◆ Source document ◆

After two days of roaming the streets of Aix-en-Provence on my own, I was excited for the next phase. Our meeting point was a Sunday morning at the Central train station. I walked a mile from my hotel with my roller bag (carry-on, as you already know!) and small backpack. Arriving early, I stood to the side and watched from a distance. I first spotted two ladies relaxing on a bench, easily conversing with one another. I knew immediately they were part of my group – they were wearing Backroads t-shirts! Knowing I was in the right place, or at least the same place as a few others, I sat back and waited. Ultimately, they were found by one of our guides. I eaves dropped on the conversation for a bit and only approached after seeing two more women join in. Ultimately, we became a group of nine- seven travelers and two guides. We had a very full itinerary including van rides, boat rides, hiking, eating, and absorbing the French history and culture of Provence and the Riviera.

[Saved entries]

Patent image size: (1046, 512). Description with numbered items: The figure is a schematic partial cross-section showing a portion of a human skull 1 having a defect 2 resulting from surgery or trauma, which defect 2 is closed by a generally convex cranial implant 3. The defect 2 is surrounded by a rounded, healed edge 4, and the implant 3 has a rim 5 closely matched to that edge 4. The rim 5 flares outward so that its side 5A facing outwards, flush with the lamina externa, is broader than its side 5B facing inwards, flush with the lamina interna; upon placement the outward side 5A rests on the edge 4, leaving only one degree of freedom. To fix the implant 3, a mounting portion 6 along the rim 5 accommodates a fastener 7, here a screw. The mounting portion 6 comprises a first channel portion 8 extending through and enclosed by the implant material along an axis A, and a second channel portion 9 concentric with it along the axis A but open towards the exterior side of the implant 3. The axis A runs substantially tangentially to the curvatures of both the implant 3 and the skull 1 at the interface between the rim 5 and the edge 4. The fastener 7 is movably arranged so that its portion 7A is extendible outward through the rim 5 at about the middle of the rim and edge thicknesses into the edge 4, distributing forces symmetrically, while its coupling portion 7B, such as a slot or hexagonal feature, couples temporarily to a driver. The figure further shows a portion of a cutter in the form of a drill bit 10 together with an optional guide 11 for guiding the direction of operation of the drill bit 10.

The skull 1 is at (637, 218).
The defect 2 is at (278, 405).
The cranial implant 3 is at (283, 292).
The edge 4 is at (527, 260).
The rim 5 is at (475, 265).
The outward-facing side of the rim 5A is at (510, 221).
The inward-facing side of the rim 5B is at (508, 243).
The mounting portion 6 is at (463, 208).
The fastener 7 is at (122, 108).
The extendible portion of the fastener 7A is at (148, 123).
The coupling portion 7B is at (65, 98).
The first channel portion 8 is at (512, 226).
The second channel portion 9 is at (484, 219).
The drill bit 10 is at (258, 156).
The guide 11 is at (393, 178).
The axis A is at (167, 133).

◆ Exercise goal ◆
Continue the account of the Provence group trip, beginning right after its final sentence.

◆ Reply ◆
I was a bit of an outsider, which I had already anticipated as a solo traveler. With us were 3 pairs of best friends. I loved seeing their connections and ultimately being welcomed into those friendships. We also had two incredible guides. All women. It didn’t take long to move past strangers.
There are many studies that say relationships and connections with other humans are one of the greatest needs we must fulfill to ensure happiness in this life. On a trip like this, it is easy to understand how and why. The connections and conversations became as important as the surroundings and the adventure. And yet, there are so many who are getting it all wrong. Every day. I mean every single day, we have a chance to connect in even a small way that can at least bring a smile to another person’s face. Maybe not even a literal smile, but one in the heart. This may be the easiest thing we could do for one another to experience greater happiness than sadness, anger, jealousy, anxiety, and the misguided notions of “I’m not good enough,” or “I don’t deserve to be happy.” It’s as simple as finding a way to say, “I see you.”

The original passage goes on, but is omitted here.